EXERCISE: Give only the number of lines in the data that include the string "шоссе".

Records:
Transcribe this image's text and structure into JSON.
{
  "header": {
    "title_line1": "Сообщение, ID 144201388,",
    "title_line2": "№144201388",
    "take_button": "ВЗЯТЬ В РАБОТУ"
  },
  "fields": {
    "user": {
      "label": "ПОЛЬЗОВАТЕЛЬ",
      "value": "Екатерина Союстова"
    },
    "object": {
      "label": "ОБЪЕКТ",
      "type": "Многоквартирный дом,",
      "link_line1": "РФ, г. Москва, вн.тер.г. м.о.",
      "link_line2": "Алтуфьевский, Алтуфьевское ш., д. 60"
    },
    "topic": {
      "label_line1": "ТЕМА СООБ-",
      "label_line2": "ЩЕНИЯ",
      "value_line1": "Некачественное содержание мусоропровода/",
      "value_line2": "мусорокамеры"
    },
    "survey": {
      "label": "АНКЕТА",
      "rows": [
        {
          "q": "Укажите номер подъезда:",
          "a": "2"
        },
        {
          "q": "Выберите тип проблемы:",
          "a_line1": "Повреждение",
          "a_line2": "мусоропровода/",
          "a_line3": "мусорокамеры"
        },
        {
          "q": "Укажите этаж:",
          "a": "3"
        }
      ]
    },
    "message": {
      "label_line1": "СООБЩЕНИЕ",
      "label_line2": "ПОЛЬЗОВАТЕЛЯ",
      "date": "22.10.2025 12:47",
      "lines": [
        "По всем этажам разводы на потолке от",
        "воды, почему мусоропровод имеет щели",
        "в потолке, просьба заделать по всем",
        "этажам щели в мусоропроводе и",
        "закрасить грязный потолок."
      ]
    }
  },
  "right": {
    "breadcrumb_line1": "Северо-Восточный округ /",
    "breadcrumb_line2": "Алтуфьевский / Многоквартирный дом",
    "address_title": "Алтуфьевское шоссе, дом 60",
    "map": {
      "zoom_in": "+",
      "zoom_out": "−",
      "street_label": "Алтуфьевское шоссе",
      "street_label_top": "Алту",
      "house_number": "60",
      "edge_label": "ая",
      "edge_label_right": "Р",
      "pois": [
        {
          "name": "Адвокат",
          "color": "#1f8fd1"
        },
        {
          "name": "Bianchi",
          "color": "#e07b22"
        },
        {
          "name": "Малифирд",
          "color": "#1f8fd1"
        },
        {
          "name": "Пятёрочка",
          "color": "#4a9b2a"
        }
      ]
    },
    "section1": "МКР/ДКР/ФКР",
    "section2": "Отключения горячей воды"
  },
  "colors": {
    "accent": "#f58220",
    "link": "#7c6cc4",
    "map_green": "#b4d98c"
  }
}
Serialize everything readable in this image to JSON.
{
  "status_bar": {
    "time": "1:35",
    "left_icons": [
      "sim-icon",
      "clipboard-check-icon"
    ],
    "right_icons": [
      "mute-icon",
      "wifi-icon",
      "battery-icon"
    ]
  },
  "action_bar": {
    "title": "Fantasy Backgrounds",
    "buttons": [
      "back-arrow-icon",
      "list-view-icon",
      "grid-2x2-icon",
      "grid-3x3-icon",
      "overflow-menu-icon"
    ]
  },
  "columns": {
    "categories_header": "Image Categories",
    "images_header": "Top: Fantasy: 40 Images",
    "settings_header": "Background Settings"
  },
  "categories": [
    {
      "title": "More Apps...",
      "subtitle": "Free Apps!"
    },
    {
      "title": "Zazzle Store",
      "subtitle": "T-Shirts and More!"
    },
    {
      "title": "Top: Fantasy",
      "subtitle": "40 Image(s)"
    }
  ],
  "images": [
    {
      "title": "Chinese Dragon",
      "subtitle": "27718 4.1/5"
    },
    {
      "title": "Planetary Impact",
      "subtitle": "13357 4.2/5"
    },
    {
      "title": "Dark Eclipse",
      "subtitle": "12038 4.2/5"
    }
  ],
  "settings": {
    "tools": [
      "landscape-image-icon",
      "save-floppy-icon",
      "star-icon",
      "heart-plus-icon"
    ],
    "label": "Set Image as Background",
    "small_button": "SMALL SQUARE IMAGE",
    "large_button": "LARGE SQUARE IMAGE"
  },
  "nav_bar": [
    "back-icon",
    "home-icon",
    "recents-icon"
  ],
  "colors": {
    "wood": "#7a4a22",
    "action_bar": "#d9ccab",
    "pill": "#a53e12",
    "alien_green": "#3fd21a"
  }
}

---

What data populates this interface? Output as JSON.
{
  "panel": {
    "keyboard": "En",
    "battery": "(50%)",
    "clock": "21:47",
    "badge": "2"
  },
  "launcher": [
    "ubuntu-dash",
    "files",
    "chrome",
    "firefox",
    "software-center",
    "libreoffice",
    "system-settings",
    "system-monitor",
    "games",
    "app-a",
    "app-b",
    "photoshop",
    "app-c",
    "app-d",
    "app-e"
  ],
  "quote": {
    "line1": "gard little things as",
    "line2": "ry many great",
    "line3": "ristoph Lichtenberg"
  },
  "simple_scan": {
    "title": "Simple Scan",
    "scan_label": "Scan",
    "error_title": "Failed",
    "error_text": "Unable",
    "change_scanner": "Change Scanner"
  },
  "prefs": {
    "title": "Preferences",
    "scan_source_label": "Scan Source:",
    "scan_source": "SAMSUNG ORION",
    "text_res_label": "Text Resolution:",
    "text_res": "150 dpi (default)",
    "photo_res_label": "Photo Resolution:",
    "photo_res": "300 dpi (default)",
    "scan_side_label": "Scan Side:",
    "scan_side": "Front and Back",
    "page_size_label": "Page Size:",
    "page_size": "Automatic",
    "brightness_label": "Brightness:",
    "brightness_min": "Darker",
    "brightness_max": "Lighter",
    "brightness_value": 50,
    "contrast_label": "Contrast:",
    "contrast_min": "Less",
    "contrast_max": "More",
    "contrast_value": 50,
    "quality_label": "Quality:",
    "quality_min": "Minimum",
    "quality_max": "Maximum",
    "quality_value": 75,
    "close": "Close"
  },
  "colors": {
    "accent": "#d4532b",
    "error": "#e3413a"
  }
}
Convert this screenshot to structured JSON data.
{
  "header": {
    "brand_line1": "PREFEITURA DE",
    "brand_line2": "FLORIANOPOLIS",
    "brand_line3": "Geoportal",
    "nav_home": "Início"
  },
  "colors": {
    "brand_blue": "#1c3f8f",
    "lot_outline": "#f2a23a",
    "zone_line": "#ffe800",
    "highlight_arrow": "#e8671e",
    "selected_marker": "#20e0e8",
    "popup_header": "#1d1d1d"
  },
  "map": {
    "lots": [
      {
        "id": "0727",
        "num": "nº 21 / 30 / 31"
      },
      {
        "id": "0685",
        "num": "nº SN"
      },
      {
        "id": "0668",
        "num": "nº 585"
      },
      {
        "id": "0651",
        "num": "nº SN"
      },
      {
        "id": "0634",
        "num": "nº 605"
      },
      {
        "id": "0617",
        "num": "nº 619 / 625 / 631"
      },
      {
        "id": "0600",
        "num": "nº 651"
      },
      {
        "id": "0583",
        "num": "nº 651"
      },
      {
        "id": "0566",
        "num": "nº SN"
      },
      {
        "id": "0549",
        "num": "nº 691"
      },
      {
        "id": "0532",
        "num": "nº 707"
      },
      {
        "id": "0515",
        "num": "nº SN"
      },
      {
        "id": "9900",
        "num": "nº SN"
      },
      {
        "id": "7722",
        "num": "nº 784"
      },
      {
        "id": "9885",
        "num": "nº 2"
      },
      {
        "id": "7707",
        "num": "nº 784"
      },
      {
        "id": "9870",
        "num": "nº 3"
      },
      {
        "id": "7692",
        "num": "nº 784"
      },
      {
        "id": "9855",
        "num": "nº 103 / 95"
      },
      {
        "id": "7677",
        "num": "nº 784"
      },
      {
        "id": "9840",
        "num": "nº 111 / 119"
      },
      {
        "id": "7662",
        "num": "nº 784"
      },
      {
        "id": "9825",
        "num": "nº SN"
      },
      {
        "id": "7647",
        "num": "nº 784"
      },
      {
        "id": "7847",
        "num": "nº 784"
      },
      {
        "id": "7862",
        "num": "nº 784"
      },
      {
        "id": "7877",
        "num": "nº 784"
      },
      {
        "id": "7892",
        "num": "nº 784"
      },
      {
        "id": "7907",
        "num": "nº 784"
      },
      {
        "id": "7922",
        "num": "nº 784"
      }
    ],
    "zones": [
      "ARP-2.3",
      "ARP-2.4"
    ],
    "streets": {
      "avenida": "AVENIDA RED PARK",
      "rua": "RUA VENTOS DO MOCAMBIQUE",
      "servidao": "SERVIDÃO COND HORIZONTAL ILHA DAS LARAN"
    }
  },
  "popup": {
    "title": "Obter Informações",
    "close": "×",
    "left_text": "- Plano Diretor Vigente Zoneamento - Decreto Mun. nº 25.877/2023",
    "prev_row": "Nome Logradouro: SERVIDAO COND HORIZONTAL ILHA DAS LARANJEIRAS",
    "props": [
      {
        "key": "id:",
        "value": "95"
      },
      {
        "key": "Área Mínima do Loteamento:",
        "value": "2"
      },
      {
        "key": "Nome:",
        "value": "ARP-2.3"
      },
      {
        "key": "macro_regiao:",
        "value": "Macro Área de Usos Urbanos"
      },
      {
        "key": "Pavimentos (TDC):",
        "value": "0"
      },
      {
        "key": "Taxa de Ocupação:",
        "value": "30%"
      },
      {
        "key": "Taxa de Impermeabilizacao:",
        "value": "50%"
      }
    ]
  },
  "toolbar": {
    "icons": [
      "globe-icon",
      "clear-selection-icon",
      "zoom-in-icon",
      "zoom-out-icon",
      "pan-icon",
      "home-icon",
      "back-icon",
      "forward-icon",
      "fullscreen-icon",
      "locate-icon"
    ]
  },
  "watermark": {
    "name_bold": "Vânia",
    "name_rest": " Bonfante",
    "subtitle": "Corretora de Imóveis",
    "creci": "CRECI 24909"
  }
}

--

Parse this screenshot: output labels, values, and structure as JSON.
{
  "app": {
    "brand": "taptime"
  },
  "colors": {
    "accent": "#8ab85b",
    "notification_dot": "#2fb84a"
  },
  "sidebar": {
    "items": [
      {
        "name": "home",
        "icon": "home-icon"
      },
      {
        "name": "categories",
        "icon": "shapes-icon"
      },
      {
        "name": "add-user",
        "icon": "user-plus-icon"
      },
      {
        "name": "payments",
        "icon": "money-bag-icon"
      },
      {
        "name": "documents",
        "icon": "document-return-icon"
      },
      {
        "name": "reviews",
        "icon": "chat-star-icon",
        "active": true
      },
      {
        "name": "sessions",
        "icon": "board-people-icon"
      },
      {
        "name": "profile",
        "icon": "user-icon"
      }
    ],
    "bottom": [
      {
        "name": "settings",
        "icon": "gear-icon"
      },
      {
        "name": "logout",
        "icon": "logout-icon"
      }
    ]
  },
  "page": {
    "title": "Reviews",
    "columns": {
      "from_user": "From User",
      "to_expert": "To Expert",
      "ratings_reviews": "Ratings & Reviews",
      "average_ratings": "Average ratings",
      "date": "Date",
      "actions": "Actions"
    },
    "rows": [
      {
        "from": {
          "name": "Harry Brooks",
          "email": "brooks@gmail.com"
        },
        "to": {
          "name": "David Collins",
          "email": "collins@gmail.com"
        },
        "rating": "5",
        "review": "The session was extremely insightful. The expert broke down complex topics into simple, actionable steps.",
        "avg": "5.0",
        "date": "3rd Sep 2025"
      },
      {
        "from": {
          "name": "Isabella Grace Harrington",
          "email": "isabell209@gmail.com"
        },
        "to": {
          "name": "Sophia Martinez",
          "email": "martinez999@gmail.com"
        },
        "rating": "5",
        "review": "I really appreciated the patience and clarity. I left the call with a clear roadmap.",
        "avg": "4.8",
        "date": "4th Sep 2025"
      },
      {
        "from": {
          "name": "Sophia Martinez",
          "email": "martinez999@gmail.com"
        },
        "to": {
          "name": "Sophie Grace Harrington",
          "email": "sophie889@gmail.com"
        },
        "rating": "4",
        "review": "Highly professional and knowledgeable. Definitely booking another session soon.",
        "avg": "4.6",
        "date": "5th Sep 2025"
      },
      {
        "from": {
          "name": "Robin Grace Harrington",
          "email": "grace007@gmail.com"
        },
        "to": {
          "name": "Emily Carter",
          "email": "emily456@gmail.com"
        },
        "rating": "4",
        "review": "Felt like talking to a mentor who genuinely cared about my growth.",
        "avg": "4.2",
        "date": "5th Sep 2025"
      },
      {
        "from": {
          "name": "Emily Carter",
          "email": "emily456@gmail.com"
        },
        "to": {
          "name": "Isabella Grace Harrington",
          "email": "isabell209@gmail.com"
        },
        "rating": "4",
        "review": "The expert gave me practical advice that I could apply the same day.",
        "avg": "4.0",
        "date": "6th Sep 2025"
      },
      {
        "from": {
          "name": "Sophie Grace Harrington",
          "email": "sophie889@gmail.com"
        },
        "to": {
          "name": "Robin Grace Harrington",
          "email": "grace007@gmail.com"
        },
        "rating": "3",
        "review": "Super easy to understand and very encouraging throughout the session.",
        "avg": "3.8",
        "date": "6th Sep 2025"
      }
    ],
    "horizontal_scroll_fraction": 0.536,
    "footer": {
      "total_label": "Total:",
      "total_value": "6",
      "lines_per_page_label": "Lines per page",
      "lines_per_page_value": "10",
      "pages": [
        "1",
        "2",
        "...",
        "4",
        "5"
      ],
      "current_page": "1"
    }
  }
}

SOLVED PROBLEM: 2